##### Data for processing

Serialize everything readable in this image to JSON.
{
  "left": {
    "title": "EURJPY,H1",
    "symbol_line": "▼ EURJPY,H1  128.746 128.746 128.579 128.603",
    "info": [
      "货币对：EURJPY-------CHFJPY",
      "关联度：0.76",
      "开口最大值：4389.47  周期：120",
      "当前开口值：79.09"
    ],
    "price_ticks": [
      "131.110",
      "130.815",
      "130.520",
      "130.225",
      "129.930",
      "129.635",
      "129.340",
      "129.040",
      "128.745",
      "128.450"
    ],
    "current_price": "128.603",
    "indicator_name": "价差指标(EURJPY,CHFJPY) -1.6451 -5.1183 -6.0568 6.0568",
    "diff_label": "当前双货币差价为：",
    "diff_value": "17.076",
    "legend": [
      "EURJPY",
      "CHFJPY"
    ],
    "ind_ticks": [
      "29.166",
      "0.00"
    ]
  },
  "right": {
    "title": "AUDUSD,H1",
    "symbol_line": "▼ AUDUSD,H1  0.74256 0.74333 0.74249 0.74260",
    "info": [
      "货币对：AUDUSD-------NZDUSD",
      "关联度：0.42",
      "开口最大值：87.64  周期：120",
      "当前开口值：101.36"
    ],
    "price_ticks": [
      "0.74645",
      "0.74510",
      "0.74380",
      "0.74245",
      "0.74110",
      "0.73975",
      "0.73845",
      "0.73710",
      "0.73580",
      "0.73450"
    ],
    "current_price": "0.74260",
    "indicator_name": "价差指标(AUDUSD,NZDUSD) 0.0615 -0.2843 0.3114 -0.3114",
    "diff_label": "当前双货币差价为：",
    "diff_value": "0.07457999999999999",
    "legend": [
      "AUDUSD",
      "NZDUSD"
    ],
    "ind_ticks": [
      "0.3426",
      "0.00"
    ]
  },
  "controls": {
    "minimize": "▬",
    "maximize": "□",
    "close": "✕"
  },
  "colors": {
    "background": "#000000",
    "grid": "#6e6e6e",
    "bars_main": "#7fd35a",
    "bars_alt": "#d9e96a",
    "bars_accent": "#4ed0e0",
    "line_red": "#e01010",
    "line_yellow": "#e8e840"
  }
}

##########
##### Data for processing

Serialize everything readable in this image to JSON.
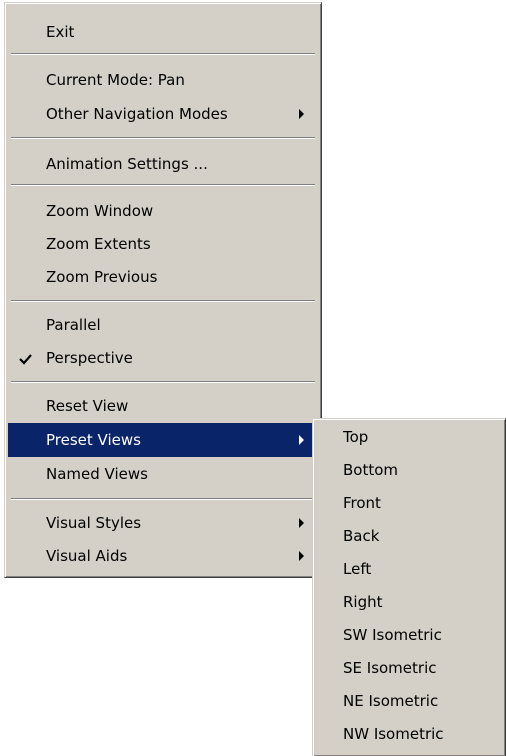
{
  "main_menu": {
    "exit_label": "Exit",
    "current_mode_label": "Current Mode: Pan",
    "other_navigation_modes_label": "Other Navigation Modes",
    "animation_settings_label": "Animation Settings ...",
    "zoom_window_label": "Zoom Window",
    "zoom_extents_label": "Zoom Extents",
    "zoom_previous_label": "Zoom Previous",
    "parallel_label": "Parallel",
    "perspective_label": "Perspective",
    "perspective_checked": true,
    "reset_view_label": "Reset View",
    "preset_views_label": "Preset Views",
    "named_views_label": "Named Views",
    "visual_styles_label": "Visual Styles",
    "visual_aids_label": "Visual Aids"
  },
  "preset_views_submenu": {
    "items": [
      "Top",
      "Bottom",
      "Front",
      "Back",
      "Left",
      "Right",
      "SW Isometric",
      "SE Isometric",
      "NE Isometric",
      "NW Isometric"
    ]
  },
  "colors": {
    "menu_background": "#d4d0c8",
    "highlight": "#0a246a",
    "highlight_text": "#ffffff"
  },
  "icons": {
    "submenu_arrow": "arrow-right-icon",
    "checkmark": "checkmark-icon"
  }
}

##########

# Aim of the exercise
Which lines hold the string "CHFJPY"? List them all.

# Written response
      "货币对：EURJPY-------CHFJPY",
    "indicator_name": "价差指标(EURJPY,CHFJPY) -1.6451 -5.1183 -6.0568 6.0568",
      "CHFJPY"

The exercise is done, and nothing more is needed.